EXERCISE AIM
Without including any images, reproduce each entry exactly.

GIVEN DATA
----

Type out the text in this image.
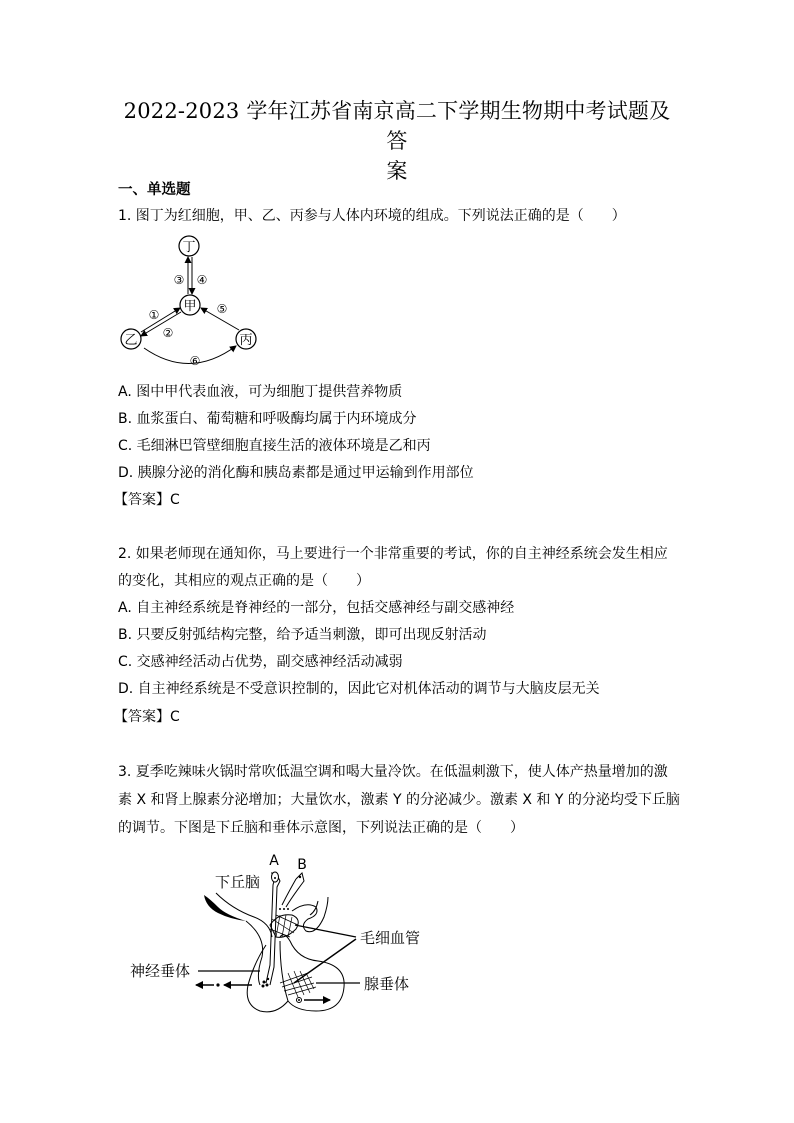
2022-2023 学年江苏省南京高二下学期生物期中考试题及答
案
一、单选题
1. 图丁为红细胞，甲、乙、丙参与人体内环境的组成。下列说法正确的是（　　）
丁
甲
乙	丙
③ ④
①
②
⑤
⑥
A. 图中甲代表血液，可为细胞丁提供营养物质
B. 血浆蛋白、葡萄糖和呼吸酶均属于内环境成分
C. 毛细淋巴管壁细胞直接生活的液体环境是乙和丙
D. 胰腺分泌的消化酶和胰岛素都是通过甲运输到作用部位
【答案】C
2. 如果老师现在通知你，马上要进行一个非常重要的考试，你的自主神经系统会发生相应
的变化，其相应的观点正确的是（　　）
A. 自主神经系统是脊神经的一部分，包括交感神经与副交感神经
B. 只要反射弧结构完整，给予适当刺激，即可出现反射活动
C. 交感神经活动占优势，副交感神经活动减弱
D. 自主神经系统是不受意识控制的，因此它对机体活动的调节与大脑皮层无关
【答案】C
3. 夏季吃辣味火锅时常吹低温空调和喝大量冷饮。在低温刺激下，使人体产热量增加的激
素 X 和肾上腺素分泌增加；大量饮水，激素 Y 的分泌减少。激素 X 和 Y 的分泌均受下丘脑
的调节。下图是下丘脑和垂体示意图，下列说法正确的是（　　）
A B
下丘脑
神经垂体
毛细血管
腺垂体
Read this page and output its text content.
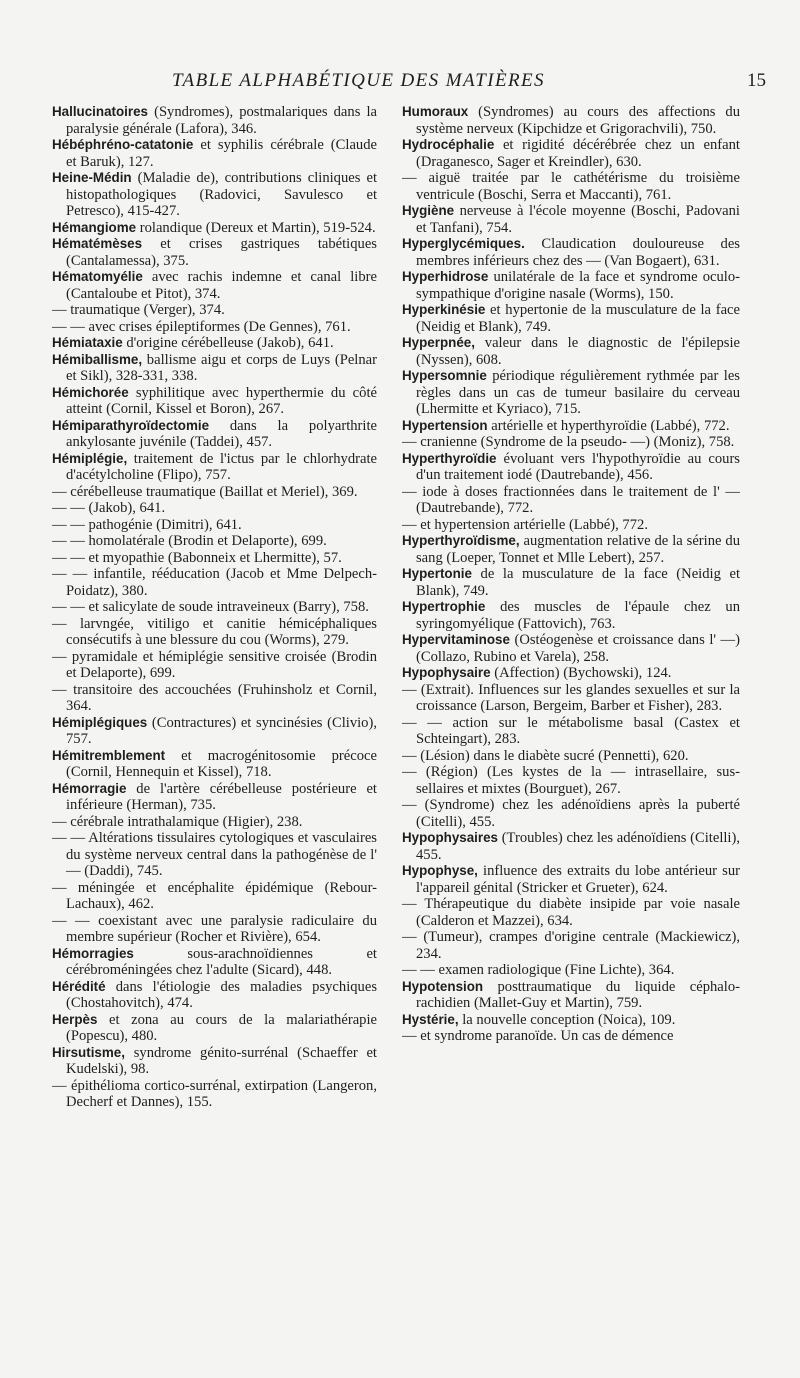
TABLE ALPHABÉTIQUE DES MATIÈRES	15
Hallucinatoires (Syndromes), postmalariques dans la paralysie générale (Lafora), 346.
Hébéphréno-catatonie et syphilis cérébrale (Claude et Baruk), 127.
Heine-Médin (Maladie de), contributions cliniques et histopathologiques (Radovici, Savulesco et Petresco), 415-427.
Hémangiome rolandique (Dereux et Martin), 519-524.
Hématémèses et crises gastriques tabétiques (Cantalamessa), 375.
Hématomyélie avec rachis indemne et canal libre (Cantaloube et Pitot), 374.
— traumatique (Verger), 374.
— — avec crises épileptiformes (De Gennes), 761.
Hémiataxie d'origine cérébelleuse (Jakob), 641.
Hémiballisme, ballisme aigu et corps de Luys (Pelnar et Sikl), 328-331, 338.
Hémichorée syphilitique avec hyperthermie du côté atteint (Cornil, Kissel et Boron), 267.
Hémiparathyroïdectomie dans la polyarthrite ankylosante juvénile (Taddei), 457.
Hémiplégie, traitement de l'ictus par le chlorhydrate d'acétylcholine (Flipo), 757.
— cérébelleuse traumatique (Baillat et Meriel), 369.
— — (Jakob), 641.
— — pathogénie (Dimitri), 641.
— — homolatérale (Brodin et Delaporte), 699.
— — et myopathie (Babonneix et Lhermitte), 57.
— — infantile, rééducation (Jacob et Mme Delpech-Poidatz), 380.
— — et salicylate de soude intraveineux (Barry), 758.
— larvngée, vitiligo et canitie hémicéphaliques consécutifs à une blessure du cou (Worms), 279.
— pyramidale et hémiplégie sensitive croisée (Brodin et Delaporte), 699.
— transitoire des accouchées (Fruhinsholz et Cornil, 364.
Hémiplégiques (Contractures) et syncinésies (Clivio), 757.
Hémitremblement et macrogénitosomie précoce (Cornil, Hennequin et Kissel), 718.
Hémorragie de l'artère cérébelleuse postérieure et inférieure (Herman), 735.
— cérébrale intrathalamique (Higier), 238.
— — Altérations tissulaires cytologiques et vasculaires du système nerveux central dans la pathogénèse de l' — (Daddi), 745.
— méningée et encéphalite épidémique (Rebour-Lachaux), 462.
— — coexistant avec une paralysie radiculaire du membre supérieur (Rocher et Rivière), 654.
Hémorragies sous-arachnoïdiennes et cérébroméningées chez l'adulte (Sicard), 448.
Hérédité dans l'étiologie des maladies psychiques (Chostahovitch), 474.
Herpès et zona au cours de la malariathérapie (Popescu), 480.
Hirsutisme, syndrome génito-surrénal (Schaeffer et Kudelski), 98.
— épithélioma cortico-surrénal, extirpation (Langeron, Decherf et Dannes), 155.
Humoraux (Syndromes) au cours des affections du système nerveux (Kipchidze et Grigorachvili), 750.
Hydrocéphalie et rigidité décérébrée chez un enfant (Draganesco, Sager et Kreindler), 630.
— aiguë traitée par le cathétérisme du troisième ventricule (Boschi, Serra et Maccanti), 761.
Hygiène nerveuse à l'école moyenne (Boschi, Padovani et Tanfani), 754.
Hyperglycémiques. Claudication douloureuse des membres inférieurs chez des — (Van Bogaert), 631.
Hyperhidrose unilatérale de la face et syndrome oculo-sympathique d'origine nasale (Worms), 150.
Hyperkinésie et hypertonie de la musculature de la face (Neidig et Blank), 749.
Hyperpnée, valeur dans le diagnostic de l'épilepsie (Nyssen), 608.
Hypersomnie périodique régulièrement rythmée par les règles dans un cas de tumeur basilaire du cerveau (Lhermitte et Kyriaco), 715.
Hypertension artérielle et hyperthyroïdie (Labbé), 772.
— cranienne (Syndrome de la pseudo- —) (Moniz), 758.
Hyperthyroïdie évoluant vers l'hypothyroïdie au cours d'un traitement iodé (Dautrebande), 456.
— iode à doses fractionnées dans le traitement de l' — (Dautrebande), 772.
— et hypertension artérielle (Labbé), 772.
Hyperthyroïdisme, augmentation relative de la sérine du sang (Loeper, Tonnet et Mlle Lebert), 257.
Hypertonie de la musculature de la face (Neidig et Blank), 749.
Hypertrophie des muscles de l'épaule chez un syringomyélique (Fattovich), 763.
Hypervitaminose (Ostéogenèse et croissance dans l' —) (Collazo, Rubino et Varela), 258.
Hypophysaire (Affection) (Bychowski), 124.
— (Extrait). Influences sur les glandes sexuelles et sur la croissance (Larson, Bergeim, Barber et Fisher), 283.
— — action sur le métabolisme basal (Castex et Schteingart), 283.
— (Lésion) dans le diabète sucré (Pennetti), 620.
— (Région) (Les kystes de la — intrasellaire, sus-sellaires et mixtes (Bourguet), 267.
— (Syndrome) chez les adénoïdiens après la puberté (Citelli), 455.
Hypophysaires (Troubles) chez les adénoïdiens (Citelli), 455.
Hypophyse, influence des extraits du lobe antérieur sur l'appareil génital (Stricker et Grueter), 624.
— Thérapeutique du diabète insipide par voie nasale (Calderon et Mazzei), 634.
— (Tumeur), crampes d'origine centrale (Mackiewicz), 234.
— — examen radiologique (Fine Lichte), 364.
Hypotension posttraumatique du liquide céphalo-rachidien (Mallet-Guy et Martin), 759.
Hystérie, la nouvelle conception (Noica), 109.
— et syndrome paranoïde. Un cas de démence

----

THE OUTPUT
Type out the text in this image.
2022-2023 学年江苏省南京高二下学期生物期中考试题及答
案
一、单选题
1. 图丁为红细胞，甲、乙、丙参与人体内环境的组成。下列说法正确的是（　　）
丁
甲
乙	丙
③ ④
①
②
⑤
⑥
A. 图中甲代表血液，可为细胞丁提供营养物质
B. 血浆蛋白、葡萄糖和呼吸酶均属于内环境成分
C. 毛细淋巴管壁细胞直接生活的液体环境是乙和丙
D. 胰腺分泌的消化酶和胰岛素都是通过甲运输到作用部位
【答案】C
2. 如果老师现在通知你，马上要进行一个非常重要的考试，你的自主神经系统会发生相应
的变化，其相应的观点正确的是（　　）
A. 自主神经系统是脊神经的一部分，包括交感神经与副交感神经
B. 只要反射弧结构完整，给予适当刺激，即可出现反射活动
C. 交感神经活动占优势，副交感神经活动减弱
D. 自主神经系统是不受意识控制的，因此它对机体活动的调节与大脑皮层无关
【答案】C
3. 夏季吃辣味火锅时常吹低温空调和喝大量冷饮。在低温刺激下，使人体产热量增加的激
素 X 和肾上腺素分泌增加；大量饮水，激素 Y 的分泌减少。激素 X 和 Y 的分泌均受下丘脑
的调节。下图是下丘脑和垂体示意图，下列说法正确的是（　　）
A B
下丘脑
神经垂体
毛细血管
腺垂体
Read this page and output its text content.
TABLE ALPHABÉTIQUE DES MATIÈRES	15
Hallucinatoires (Syndromes), postmalariques dans la paralysie générale (Lafora), 346.
Hébéphréno-catatonie et syphilis cérébrale (Claude et Baruk), 127.
Heine-Médin (Maladie de), contributions cliniques et histopathologiques (Radovici, Savulesco et Petresco), 415-427.
Hémangiome rolandique (Dereux et Martin), 519-524.
Hématémèses et crises gastriques tabétiques (Cantalamessa), 375.
Hématomyélie avec rachis indemne et canal libre (Cantaloube et Pitot), 374.
— traumatique (Verger), 374.
— — avec crises épileptiformes (De Gennes), 761.
Hémiataxie d'origine cérébelleuse (Jakob), 641.
Hémiballisme, ballisme aigu et corps de Luys (Pelnar et Sikl), 328-331, 338.
Hémichorée syphilitique avec hyperthermie du côté atteint (Cornil, Kissel et Boron), 267.
Hémiparathyroïdectomie dans la polyarthrite ankylosante juvénile (Taddei), 457.
Hémiplégie, traitement de l'ictus par le chlorhydrate d'acétylcholine (Flipo), 757.
— cérébelleuse traumatique (Baillat et Meriel), 369.
— — (Jakob), 641.
— — pathogénie (Dimitri), 641.
— — homolatérale (Brodin et Delaporte), 699.
— — et myopathie (Babonneix et Lhermitte), 57.
— — infantile, rééducation (Jacob et Mme Delpech-Poidatz), 380.
— — et salicylate de soude intraveineux (Barry), 758.
— larvngée, vitiligo et canitie hémicéphaliques consécutifs à une blessure du cou (Worms), 279.
— pyramidale et hémiplégie sensitive croisée (Brodin et Delaporte), 699.
— transitoire des accouchées (Fruhinsholz et Cornil, 364.
Hémiplégiques (Contractures) et syncinésies (Clivio), 757.
Hémitremblement et macrogénitosomie précoce (Cornil, Hennequin et Kissel), 718.
Hémorragie de l'artère cérébelleuse postérieure et inférieure (Herman), 735.
— cérébrale intrathalamique (Higier), 238.
— — Altérations tissulaires cytologiques et vasculaires du système nerveux central dans la pathogénèse de l' — (Daddi), 745.
— méningée et encéphalite épidémique (Rebour-Lachaux), 462.
— — coexistant avec une paralysie radiculaire du membre supérieur (Rocher et Rivière), 654.
Hémorragies sous-arachnoïdiennes et cérébroméningées chez l'adulte (Sicard), 448.
Hérédité dans l'étiologie des maladies psychiques (Chostahovitch), 474.
Herpès et zona au cours de la malariathérapie (Popescu), 480.
Hirsutisme, syndrome génito-surrénal (Schaeffer et Kudelski), 98.
— épithélioma cortico-surrénal, extirpation (Langeron, Decherf et Dannes), 155.
Humoraux (Syndromes) au cours des affections du système nerveux (Kipchidze et Grigorachvili), 750.
Hydrocéphalie et rigidité décérébrée chez un enfant (Draganesco, Sager et Kreindler), 630.
— aiguë traitée par le cathétérisme du troisième ventricule (Boschi, Serra et Maccanti), 761.
Hygiène nerveuse à l'école moyenne (Boschi, Padovani et Tanfani), 754.
Hyperglycémiques. Claudication douloureuse des membres inférieurs chez des — (Van Bogaert), 631.
Hyperhidrose unilatérale de la face et syndrome oculo-sympathique d'origine nasale (Worms), 150.
Hyperkinésie et hypertonie de la musculature de la face (Neidig et Blank), 749.
Hyperpnée, valeur dans le diagnostic de l'épilepsie (Nyssen), 608.
Hypersomnie périodique régulièrement rythmée par les règles dans un cas de tumeur basilaire du cerveau (Lhermitte et Kyriaco), 715.
Hypertension artérielle et hyperthyroïdie (Labbé), 772.
— cranienne (Syndrome de la pseudo- —) (Moniz), 758.
Hyperthyroïdie évoluant vers l'hypothyroïdie au cours d'un traitement iodé (Dautrebande), 456.
— iode à doses fractionnées dans le traitement de l' — (Dautrebande), 772.
— et hypertension artérielle (Labbé), 772.
Hyperthyroïdisme, augmentation relative de la sérine du sang (Loeper, Tonnet et Mlle Lebert), 257.
Hypertonie de la musculature de la face (Neidig et Blank), 749.
Hypertrophie des muscles de l'épaule chez un syringomyélique (Fattovich), 763.
Hypervitaminose (Ostéogenèse et croissance dans l' —) (Collazo, Rubino et Varela), 258.
Hypophysaire (Affection) (Bychowski), 124.
— (Extrait). Influences sur les glandes sexuelles et sur la croissance (Larson, Bergeim, Barber et Fisher), 283.
— — action sur le métabolisme basal (Castex et Schteingart), 283.
— (Lésion) dans le diabète sucré (Pennetti), 620.
— (Région) (Les kystes de la — intrasellaire, sus-sellaires et mixtes (Bourguet), 267.
— (Syndrome) chez les adénoïdiens après la puberté (Citelli), 455.
Hypophysaires (Troubles) chez les adénoïdiens (Citelli), 455.
Hypophyse, influence des extraits du lobe antérieur sur l'appareil génital (Stricker et Grueter), 624.
— Thérapeutique du diabète insipide par voie nasale (Calderon et Mazzei), 634.
— (Tumeur), crampes d'origine centrale (Mackiewicz), 234.
— — examen radiologique (Fine Lichte), 364.
Hypotension posttraumatique du liquide céphalo-rachidien (Mallet-Guy et Martin), 759.
Hystérie, la nouvelle conception (Noica), 109.
— et syndrome paranoïde. Un cas de démence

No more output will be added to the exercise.